_YOUR OBJECTIVE_
Count every line below in which "Adam" occurs, then give only the count.

Stored dataset items
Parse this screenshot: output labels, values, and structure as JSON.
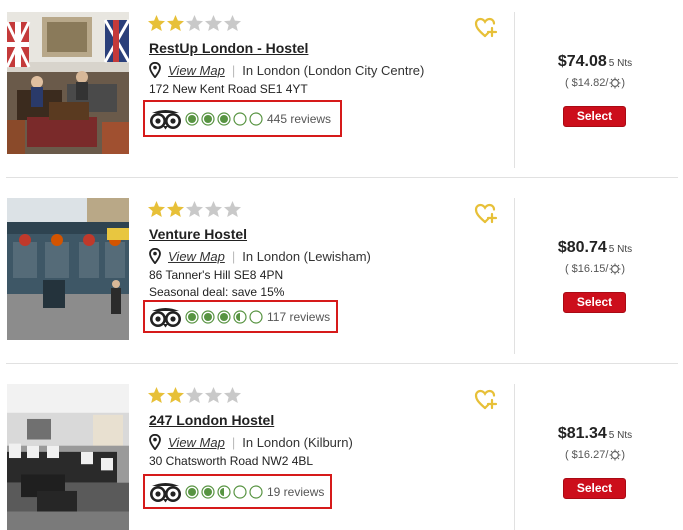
{
  "colors": {
    "star_filled": "#e7c038",
    "star_empty": "#c9c9c9",
    "heart": "#e7c038",
    "bubble_green": "#589442",
    "highlight_border": "#d61a1a",
    "select_button": "#cc0e1b"
  },
  "icons": {
    "location": "map-pin-icon",
    "favorite": "heart-plus-icon",
    "tripadvisor": "tripadvisor-owl-icon",
    "night": "moon-sun-icon"
  },
  "listings": [
    {
      "star_rating": 2,
      "star_max": 5,
      "name": "RestUp London - Hostel",
      "view_map_label": "View Map",
      "location": "In London (London City Centre)",
      "address": "172 New Kent Road SE1 4YT",
      "deal": "",
      "ta_rating": 3,
      "ta_max": 5,
      "reviews": "445 reviews",
      "price": "$74.08",
      "nights": "5 Nts",
      "per_night": "( $14.82/",
      "per_night_close": ")",
      "select_label": "Select"
    },
    {
      "star_rating": 2,
      "star_max": 5,
      "name": "Venture Hostel",
      "view_map_label": "View Map",
      "location": "In London (Lewisham)",
      "address": "86 Tanner's Hill SE8 4PN",
      "deal": "Seasonal deal: save 15%",
      "ta_rating": 3.5,
      "ta_max": 5,
      "reviews": "117 reviews",
      "price": "$80.74",
      "nights": "5 Nts",
      "per_night": "( $16.15/",
      "per_night_close": ")",
      "select_label": "Select"
    },
    {
      "star_rating": 2,
      "star_max": 5,
      "name": "247 London Hostel",
      "view_map_label": "View Map",
      "location": "In London (Kilburn)",
      "address": "30 Chatsworth Road NW2 4BL",
      "deal": "",
      "ta_rating": 2.5,
      "ta_max": 5,
      "reviews": "19 reviews",
      "price": "$81.34",
      "nights": "5 Nts",
      "per_night": "( $16.27/",
      "per_night_close": ")",
      "select_label": "Select"
    }
  ]
}
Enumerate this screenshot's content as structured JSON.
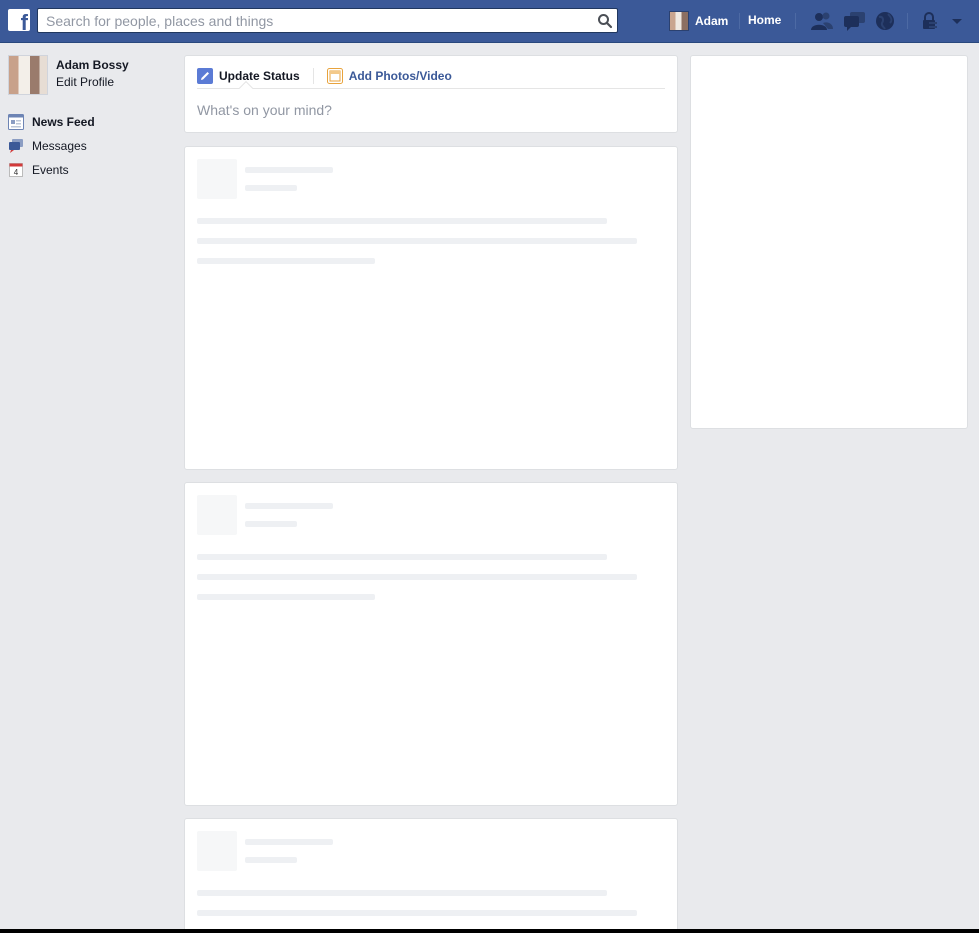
{
  "topbar": {
    "logo_letter": "f",
    "search_placeholder": "Search for people, places and things",
    "user_name": "Adam",
    "home_label": "Home",
    "jewels": [
      "friend-requests-icon",
      "messages-icon",
      "notifications-icon",
      "privacy-icon",
      "account-menu-icon"
    ],
    "colors": {
      "bar": "#3b5998",
      "text": "#ffffff"
    }
  },
  "sidebar": {
    "profile_name": "Adam Bossy",
    "edit_profile_label": "Edit Profile",
    "items": [
      {
        "label": "News Feed",
        "icon": "news-feed-icon",
        "active": true
      },
      {
        "label": "Messages",
        "icon": "messages-icon",
        "active": false
      },
      {
        "label": "Events",
        "icon": "calendar-icon",
        "active": false,
        "icon_text": "4"
      }
    ]
  },
  "composer": {
    "update_status_label": "Update Status",
    "add_photos_label": "Add Photos/Video",
    "placeholder": "What's on your mind?"
  },
  "feed": {
    "loading_stories": 3
  }
}
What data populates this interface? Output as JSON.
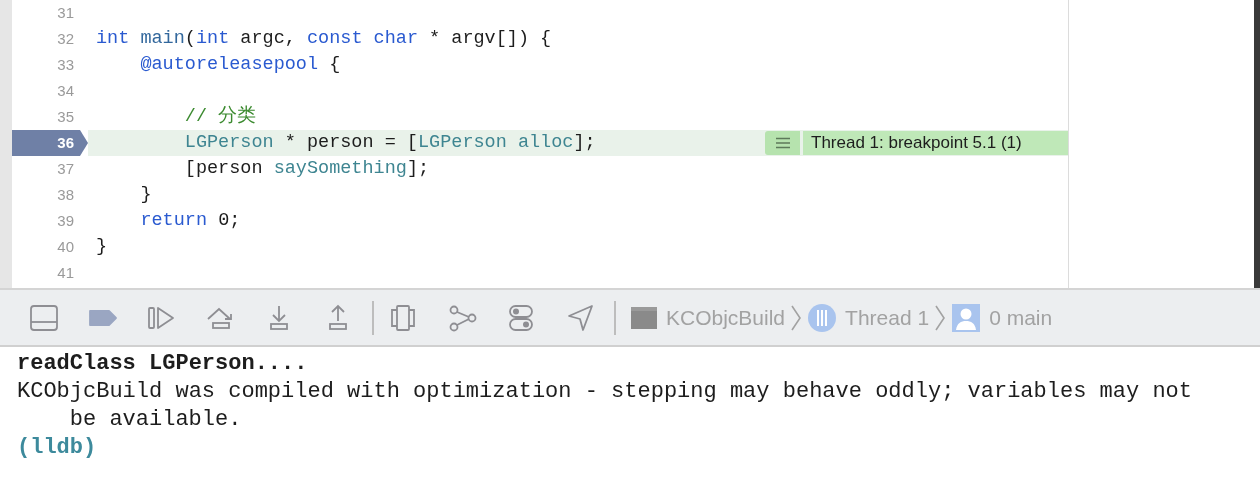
{
  "editor": {
    "lines": [
      {
        "number": "31",
        "current": false
      },
      {
        "number": "32",
        "current": false,
        "tokens": [
          {
            "kind": "keyword",
            "text": "int"
          },
          {
            "kind": "decl",
            "text": " main"
          },
          {
            "kind": "plain",
            "text": "("
          },
          {
            "kind": "keyword",
            "text": "int"
          },
          {
            "kind": "plain",
            "text": " argc, "
          },
          {
            "kind": "keyword",
            "text": "const"
          },
          {
            "kind": "keyword",
            "text": " char"
          },
          {
            "kind": "plain",
            "text": " * argv[]) {"
          }
        ]
      },
      {
        "number": "33",
        "current": false,
        "tokens": [
          {
            "kind": "keyword",
            "text": "    @autoreleasepool"
          },
          {
            "kind": "plain",
            "text": " {"
          }
        ]
      },
      {
        "number": "34",
        "current": false
      },
      {
        "number": "35",
        "current": false,
        "tokens": [
          {
            "kind": "comment",
            "text": "        // 分类"
          }
        ]
      },
      {
        "number": "36",
        "current": true,
        "tokens": [
          {
            "kind": "type",
            "text": "        LGPerson"
          },
          {
            "kind": "plain",
            "text": " * person = ["
          },
          {
            "kind": "type",
            "text": "LGPerson"
          },
          {
            "kind": "method",
            "text": " alloc"
          },
          {
            "kind": "plain",
            "text": "];"
          }
        ],
        "annotation": "Thread 1: breakpoint 5.1 (1)"
      },
      {
        "number": "37",
        "current": false,
        "tokens": [
          {
            "kind": "plain",
            "text": "        [person "
          },
          {
            "kind": "method",
            "text": "saySomething"
          },
          {
            "kind": "plain",
            "text": "];"
          }
        ]
      },
      {
        "number": "38",
        "current": false,
        "tokens": [
          {
            "kind": "plain",
            "text": "    }"
          }
        ]
      },
      {
        "number": "39",
        "current": false,
        "tokens": [
          {
            "kind": "keyword",
            "text": "    return"
          },
          {
            "kind": "plain",
            "text": " 0;"
          }
        ]
      },
      {
        "number": "40",
        "current": false,
        "tokens": [
          {
            "kind": "plain",
            "text": "}"
          }
        ]
      },
      {
        "number": "41",
        "current": false
      }
    ]
  },
  "debug_bar": {
    "breakpoints_active": true,
    "breadcrumb": [
      {
        "kind": "app",
        "label": "KCObjcBuild"
      },
      {
        "kind": "thread",
        "label": "Thread 1"
      },
      {
        "kind": "frame",
        "label": "0 main"
      }
    ]
  },
  "console": {
    "lines": [
      {
        "kind": "bold",
        "text": "readClass LGPerson...."
      },
      {
        "kind": "plain",
        "text": "KCObjcBuild was compiled with optimization - stepping may behave oddly; variables may not be available."
      },
      {
        "kind": "prompt",
        "text": "(lldb)"
      }
    ]
  }
}
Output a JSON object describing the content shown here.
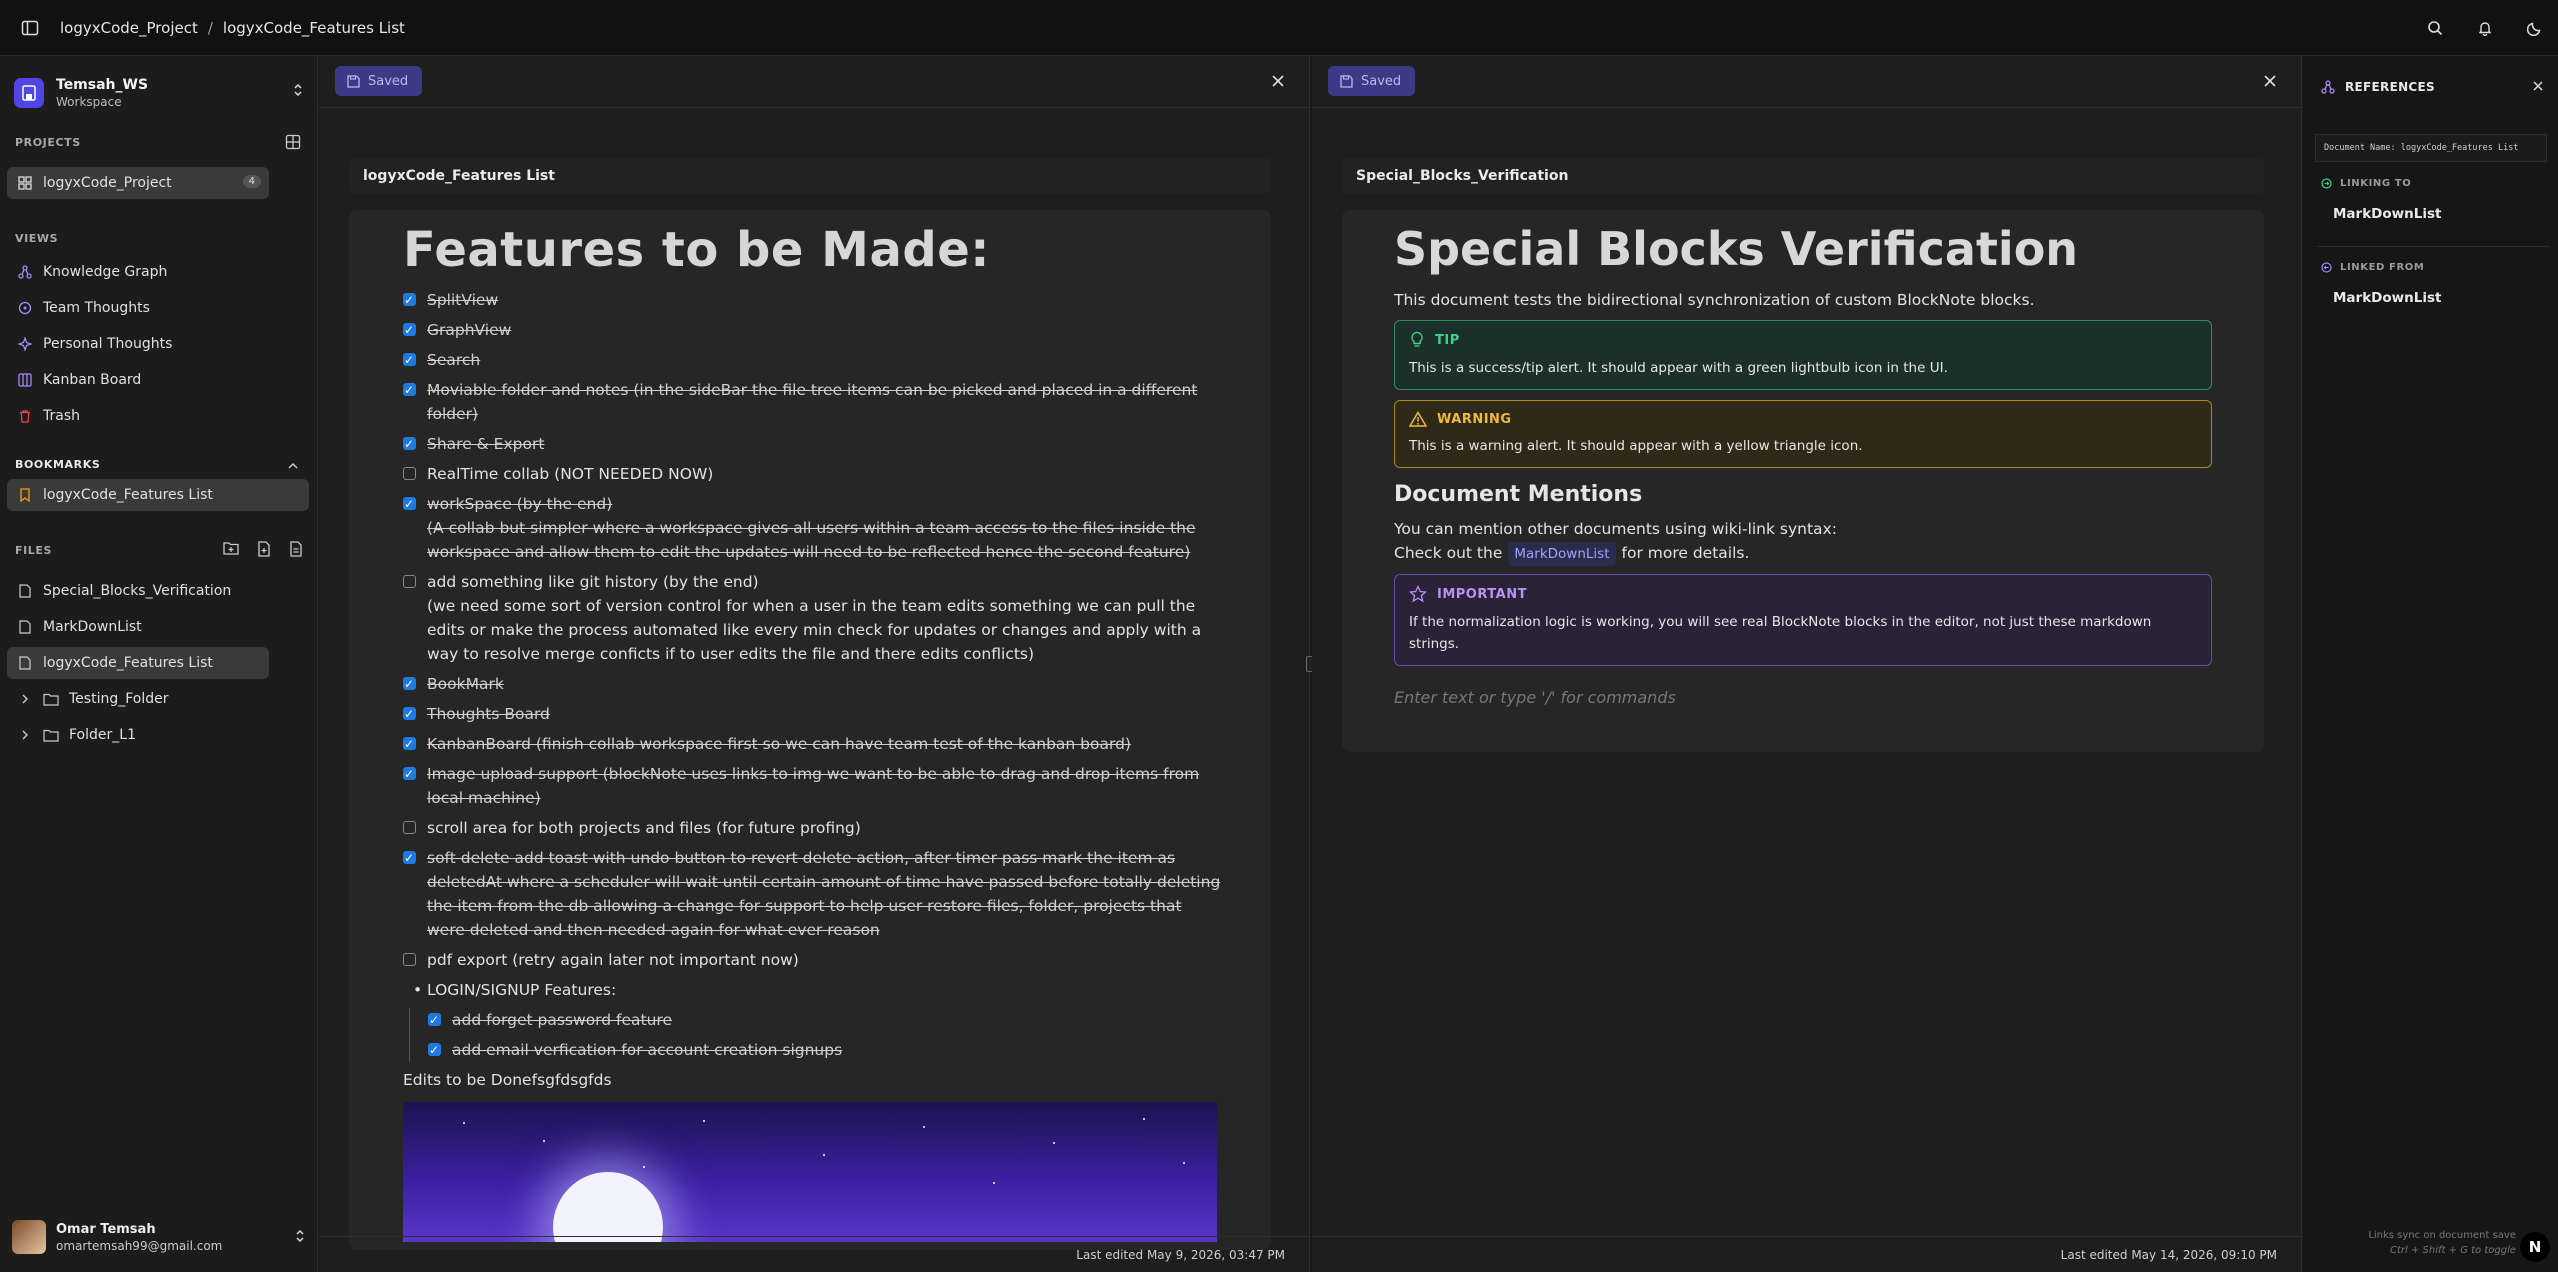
{
  "topbar": {
    "breadcrumb": [
      "logyxCode_Project",
      "logyxCode_Features List"
    ],
    "separator": "/"
  },
  "workspace": {
    "name": "Temsah_WS",
    "subtitle": "Workspace"
  },
  "sections": {
    "projects": "PROJECTS",
    "views": "VIEWS",
    "bookmarks": "BOOKMARKS",
    "files": "FILES"
  },
  "projects": [
    {
      "label": "logyxCode_Project",
      "count": "4"
    }
  ],
  "views": [
    {
      "label": "Knowledge Graph",
      "icon": "graph-icon",
      "color": "#a78bfa"
    },
    {
      "label": "Team Thoughts",
      "icon": "circle-icon",
      "color": "#a78bfa"
    },
    {
      "label": "Personal Thoughts",
      "icon": "sparkle-icon",
      "color": "#a78bfa"
    },
    {
      "label": "Kanban Board",
      "icon": "board-icon",
      "color": "#a78bfa"
    },
    {
      "label": "Trash",
      "icon": "trash-icon",
      "color": "#ef4444"
    }
  ],
  "bookmarks": [
    {
      "label": "logyxCode_Features List"
    }
  ],
  "files": [
    {
      "label": "Special_Blocks_Verification",
      "type": "file"
    },
    {
      "label": "MarkDownList",
      "type": "file"
    },
    {
      "label": "logyxCode_Features List",
      "type": "file"
    },
    {
      "label": "Testing_Folder",
      "type": "folder"
    },
    {
      "label": "Folder_L1",
      "type": "folder"
    }
  ],
  "user": {
    "name": "Omar Temsah",
    "email": "omartemsah99@gmail.com"
  },
  "left_pane": {
    "saved": "Saved",
    "doc_title": "logyxCode_Features List",
    "heading": "Features to be Made:",
    "tasks": [
      {
        "text": "SplitView",
        "done": true
      },
      {
        "text": "GraphView",
        "done": true
      },
      {
        "text": "Search",
        "done": true
      },
      {
        "text": "Moviable folder and notes (in the sideBar the file tree items can be picked and placed in a different folder)",
        "done": true
      },
      {
        "text": "Share & Export",
        "done": true
      },
      {
        "text": "RealTime collab (NOT NEEDED NOW)",
        "done": false
      },
      {
        "text": "workSpace (by the end)",
        "done": true,
        "extra": "(A collab but simpler where a workspace gives all users within a team access to the files inside the workspace and allow them to edit the updates will need to be reflected hence the second feature)"
      },
      {
        "text": "add something like git history (by the end)",
        "done": false,
        "extra": "(we need some sort of version control for when a user in the team edits something we can pull the edits or make the process automated like every min check for updates or changes and apply with a way to resolve merge conficts if to user edits the file and there edits conflicts)"
      },
      {
        "text": "BookMark",
        "done": true
      },
      {
        "text": "Thoughts Board",
        "done": true
      },
      {
        "text": "KanbanBoard (finish collab workspace first so we can have team test of the kanban board)",
        "done": true
      },
      {
        "text": "Image upload support (blockNote uses links to img we want to be able to drag and drop items from local machine)",
        "done": true
      },
      {
        "text": "scroll area for both projects and files (for future profing)",
        "done": false
      },
      {
        "text": "soft delete add toast with undo button to revert delete action, after timer pass mark the item as deletedAt where a scheduler will wait until certain amount of time have passed before totally deleting the item from the db allowing a change for support to help user restore files, folder, projects that were deleted and then needed again for what ever reason",
        "done": true
      },
      {
        "text": "pdf export (retry again later not important now)",
        "done": false
      }
    ],
    "bullet": "LOGIN/SIGNUP Features:",
    "sub_tasks": [
      {
        "text": "add forget password feature",
        "done": true
      },
      {
        "text": "add email verfication for account creation signups",
        "done": true
      }
    ],
    "trailing": "Edits to be Donefsgfdsgfds",
    "footer": "Last edited May 9, 2026, 03:47 PM"
  },
  "right_pane": {
    "saved": "Saved",
    "doc_title": "Special_Blocks_Verification",
    "heading": "Special Blocks Verification",
    "intro": "This document tests the bidirectional synchronization of custom BlockNote blocks.",
    "tip": {
      "title": "TIP",
      "body": "This is a success/tip alert. It should appear with a green lightbulb icon in the UI."
    },
    "warning": {
      "title": "WARNING",
      "body": "This is a warning alert. It should appear with a yellow triangle icon."
    },
    "mentions_heading": "Document Mentions",
    "mentions_line1": "You can mention other documents using wiki-link syntax:",
    "mentions_pre": "Check out the",
    "mentions_link": "MarkDownList",
    "mentions_post": "for more details.",
    "important": {
      "title": "IMPORTANT",
      "body": "If the normalization logic is working, you will see real BlockNote blocks in the editor, not just these markdown strings."
    },
    "placeholder": "Enter text or type '/' for commands",
    "footer": "Last edited May 14, 2026, 09:10 PM"
  },
  "references": {
    "title": "REFERENCES",
    "doc_name": "Document Name: logyxCode_Features List",
    "linking_to_label": "LINKING TO",
    "linking_to": "MarkDownList",
    "linked_from_label": "LINKED FROM",
    "linked_from": "MarkDownList",
    "footer_line1": "Links sync on document save",
    "footer_line2": "Ctrl + Shift + G to toggle",
    "n_button": "N"
  },
  "colors": {
    "accent": "#4f46e5",
    "saved_bg": "#3b3a86",
    "checkbox": "#1f7ae0"
  }
}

_TASK RESPONSE_
2